Reproduce the records. Keep every word exact and include no images.

---

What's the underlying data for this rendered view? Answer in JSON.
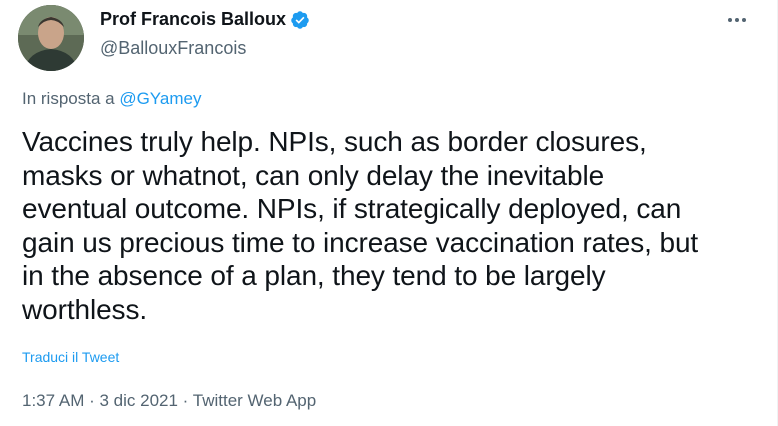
{
  "author": {
    "display_name": "Prof Francois Balloux",
    "handle": "@BallouxFrancois",
    "verified": true
  },
  "reply": {
    "prefix": "In risposta a ",
    "mention": "@GYamey"
  },
  "tweet": {
    "text": "Vaccines truly help. NPIs, such as border closures,\nmasks or whatnot, can only delay the inevitable\neventual outcome. NPIs, if strategically deployed, can\ngain us precious time to increase vaccination rates, but\nin the absence of a plan, they tend to be largely\nworthless.",
    "translate_label": "Traduci il Tweet"
  },
  "meta": {
    "time": "1:37 AM",
    "separator1": " · ",
    "date": "3 dic 2021",
    "separator2": " · ",
    "source": "Twitter Web App"
  },
  "colors": {
    "accent": "#1d9bf0",
    "secondary_text": "#536471",
    "primary_text": "#0f1419"
  },
  "icons": {
    "verified": "verified-badge-icon",
    "more": "more-options-icon"
  }
}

---

## ANSWER FOR THIS EXERCISE
What's the underlying data for this rendered view? Answer in JSON.
{
  "author": {
    "display_name": "Prof Francois Balloux",
    "handle": "@BallouxFrancois",
    "verified": true
  },
  "reply": {
    "prefix": "In risposta a ",
    "mention": "@GYamey"
  },
  "tweet": {
    "text": "Vaccines truly help. NPIs, such as border closures,\nmasks or whatnot, can only delay the inevitable\neventual outcome. NPIs, if strategically deployed, can\ngain us precious time to increase vaccination rates, but\nin the absence of a plan, they tend to be largely\nworthless.",
    "translate_label": "Traduci il Tweet"
  },
  "meta": {
    "time": "1:37 AM",
    "separator1": " · ",
    "date": "3 dic 2021",
    "separator2": " · ",
    "source": "Twitter Web App"
  },
  "colors": {
    "accent": "#1d9bf0",
    "secondary_text": "#536471",
    "primary_text": "#0f1419"
  },
  "icons": {
    "verified": "verified-badge-icon",
    "more": "more-options-icon"
  }
}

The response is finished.